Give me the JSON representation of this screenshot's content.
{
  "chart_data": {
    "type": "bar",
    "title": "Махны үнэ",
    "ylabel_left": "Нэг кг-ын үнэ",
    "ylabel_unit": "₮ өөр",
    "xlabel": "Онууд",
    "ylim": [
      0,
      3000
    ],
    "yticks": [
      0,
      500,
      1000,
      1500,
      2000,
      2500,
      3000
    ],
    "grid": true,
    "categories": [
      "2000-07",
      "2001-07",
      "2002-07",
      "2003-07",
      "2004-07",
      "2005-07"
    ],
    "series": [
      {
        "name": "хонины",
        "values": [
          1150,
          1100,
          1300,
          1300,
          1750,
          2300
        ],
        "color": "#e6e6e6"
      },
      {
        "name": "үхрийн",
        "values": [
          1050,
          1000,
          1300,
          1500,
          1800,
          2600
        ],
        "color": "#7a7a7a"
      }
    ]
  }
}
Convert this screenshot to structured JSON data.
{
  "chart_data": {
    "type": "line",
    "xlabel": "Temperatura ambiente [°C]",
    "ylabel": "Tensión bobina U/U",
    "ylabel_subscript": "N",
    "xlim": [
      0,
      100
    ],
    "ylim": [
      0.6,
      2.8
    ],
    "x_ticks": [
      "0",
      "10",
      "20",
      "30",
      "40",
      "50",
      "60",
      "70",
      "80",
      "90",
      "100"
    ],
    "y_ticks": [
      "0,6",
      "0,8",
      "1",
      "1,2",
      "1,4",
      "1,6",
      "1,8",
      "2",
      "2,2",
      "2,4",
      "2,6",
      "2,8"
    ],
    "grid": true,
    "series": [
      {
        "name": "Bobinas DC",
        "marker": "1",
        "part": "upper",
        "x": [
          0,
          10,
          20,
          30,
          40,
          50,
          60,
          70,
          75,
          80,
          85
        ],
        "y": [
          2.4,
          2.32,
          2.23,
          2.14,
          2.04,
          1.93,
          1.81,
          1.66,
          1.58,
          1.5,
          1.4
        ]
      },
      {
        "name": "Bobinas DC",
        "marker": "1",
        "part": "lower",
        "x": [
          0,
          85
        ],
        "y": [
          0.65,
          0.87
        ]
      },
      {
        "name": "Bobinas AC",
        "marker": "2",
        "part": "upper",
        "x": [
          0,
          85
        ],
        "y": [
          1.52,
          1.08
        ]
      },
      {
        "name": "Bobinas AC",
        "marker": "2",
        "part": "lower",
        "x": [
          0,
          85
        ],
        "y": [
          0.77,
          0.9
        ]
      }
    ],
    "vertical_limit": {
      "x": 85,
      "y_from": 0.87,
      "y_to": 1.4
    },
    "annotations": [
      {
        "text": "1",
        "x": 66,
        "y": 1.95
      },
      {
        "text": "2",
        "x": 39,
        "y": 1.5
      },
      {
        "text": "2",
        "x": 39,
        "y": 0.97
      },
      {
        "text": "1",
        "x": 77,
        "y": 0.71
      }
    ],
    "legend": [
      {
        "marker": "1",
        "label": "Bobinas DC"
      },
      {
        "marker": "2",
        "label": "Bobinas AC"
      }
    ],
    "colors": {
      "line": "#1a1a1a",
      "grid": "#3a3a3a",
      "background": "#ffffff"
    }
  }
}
****************************************
SHORT EXERCISE:
Give the data again, exactly as it stands.

TASK OUTPUT:
Give me the JSON representation of this screenshot's content.
{
  "chart_data": {
    "type": "bar",
    "title": "Махны үнэ",
    "ylabel_left": "Нэг кг-ын үнэ",
    "ylabel_unit": "₮ өөр",
    "xlabel": "Онууд",
    "ylim": [
      0,
      3000
    ],
    "yticks": [
      0,
      500,
      1000,
      1500,
      2000,
      2500,
      3000
    ],
    "grid": true,
    "categories": [
      "2000-07",
      "2001-07",
      "2002-07",
      "2003-07",
      "2004-07",
      "2005-07"
    ],
    "series": [
      {
        "name": "хонины",
        "values": [
          1150,
          1100,
          1300,
          1300,
          1750,
          2300
        ],
        "color": "#e6e6e6"
      },
      {
        "name": "үхрийн",
        "values": [
          1050,
          1000,
          1300,
          1500,
          1800,
          2600
        ],
        "color": "#7a7a7a"
      }
    ]
  }
}
Convert this screenshot to structured JSON data.
{
  "chart_data": {
    "type": "line",
    "xlabel": "Temperatura ambiente [°C]",
    "ylabel": "Tensión bobina U/U",
    "ylabel_subscript": "N",
    "xlim": [
      0,
      100
    ],
    "ylim": [
      0.6,
      2.8
    ],
    "x_ticks": [
      "0",
      "10",
      "20",
      "30",
      "40",
      "50",
      "60",
      "70",
      "80",
      "90",
      "100"
    ],
    "y_ticks": [
      "0,6",
      "0,8",
      "1",
      "1,2",
      "1,4",
      "1,6",
      "1,8",
      "2",
      "2,2",
      "2,4",
      "2,6",
      "2,8"
    ],
    "grid": true,
    "series": [
      {
        "name": "Bobinas DC",
        "marker": "1",
        "part": "upper",
        "x": [
          0,
          10,
          20,
          30,
          40,
          50,
          60,
          70,
          75,
          80,
          85
        ],
        "y": [
          2.4,
          2.32,
          2.23,
          2.14,
          2.04,
          1.93,
          1.81,
          1.66,
          1.58,
          1.5,
          1.4
        ]
      },
      {
        "name": "Bobinas DC",
        "marker": "1",
        "part": "lower",
        "x": [
          0,
          85
        ],
        "y": [
          0.65,
          0.87
        ]
      },
      {
        "name": "Bobinas AC",
        "marker": "2",
        "part": "upper",
        "x": [
          0,
          85
        ],
        "y": [
          1.52,
          1.08
        ]
      },
      {
        "name": "Bobinas AC",
        "marker": "2",
        "part": "lower",
        "x": [
          0,
          85
        ],
        "y": [
          0.77,
          0.9
        ]
      }
    ],
    "vertical_limit": {
      "x": 85,
      "y_from": 0.87,
      "y_to": 1.4
    },
    "annotations": [
      {
        "text": "1",
        "x": 66,
        "y": 1.95
      },
      {
        "text": "2",
        "x": 39,
        "y": 1.5
      },
      {
        "text": "2",
        "x": 39,
        "y": 0.97
      },
      {
        "text": "1",
        "x": 77,
        "y": 0.71
      }
    ],
    "legend": [
      {
        "marker": "1",
        "label": "Bobinas DC"
      },
      {
        "marker": "2",
        "label": "Bobinas AC"
      }
    ],
    "colors": {
      "line": "#1a1a1a",
      "grid": "#3a3a3a",
      "background": "#ffffff"
    }
  }
}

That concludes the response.